Figure dataset records
════════
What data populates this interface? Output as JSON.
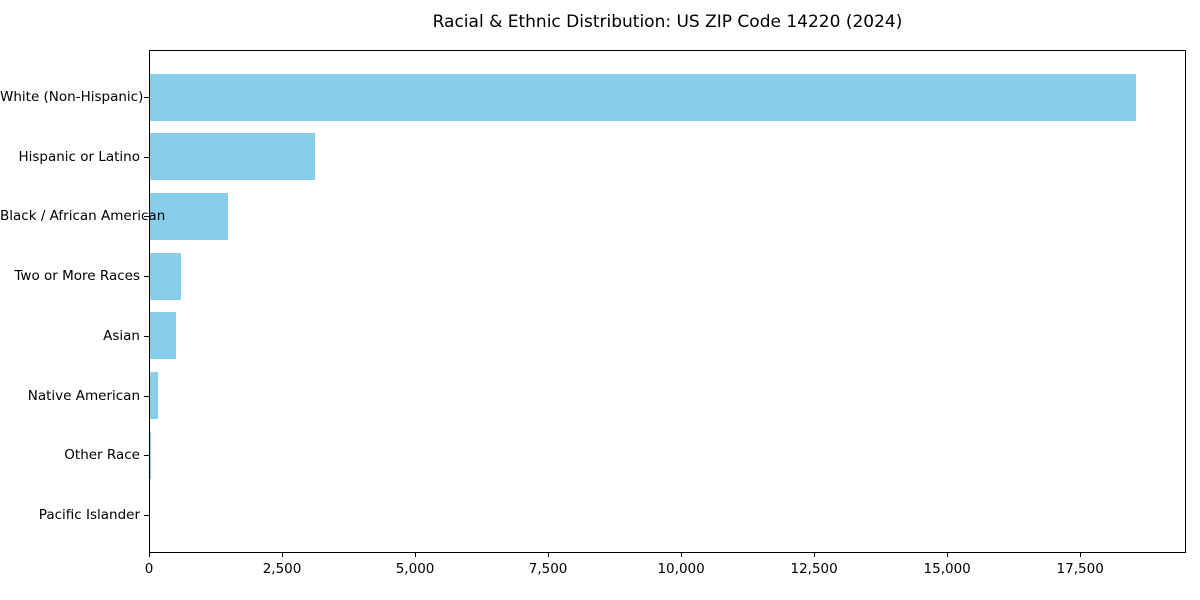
{
  "chart_data": {
    "type": "bar",
    "orientation": "horizontal",
    "title": "Racial & Ethnic Distribution: US ZIP Code 14220 (2024)",
    "categories": [
      "White (Non-Hispanic)",
      "Hispanic or Latino",
      "Black / African American",
      "Two or More Races",
      "Asian",
      "Native American",
      "Other Race",
      "Pacific Islander"
    ],
    "values": [
      18550,
      3100,
      1460,
      580,
      490,
      150,
      20,
      0
    ],
    "xlabel": "",
    "ylabel": "",
    "xlim": [
      0,
      19470
    ],
    "x_ticks": [
      0,
      2500,
      5000,
      7500,
      10000,
      12500,
      15000,
      17500
    ],
    "x_tick_labels": [
      "0",
      "2,500",
      "5,000",
      "7,500",
      "10,000",
      "12,500",
      "15,000",
      "17,500"
    ],
    "bar_color": "#87CEEB",
    "frame_color": "#000000",
    "grid": false,
    "legend": "none"
  }
}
════════
**WHAT THE TASK ASKS:** Copy each line holding the word "American" from the listing above.

**RESPONSE FOR THIS EXERCISE:**
      "Black / African American",
      "Native American",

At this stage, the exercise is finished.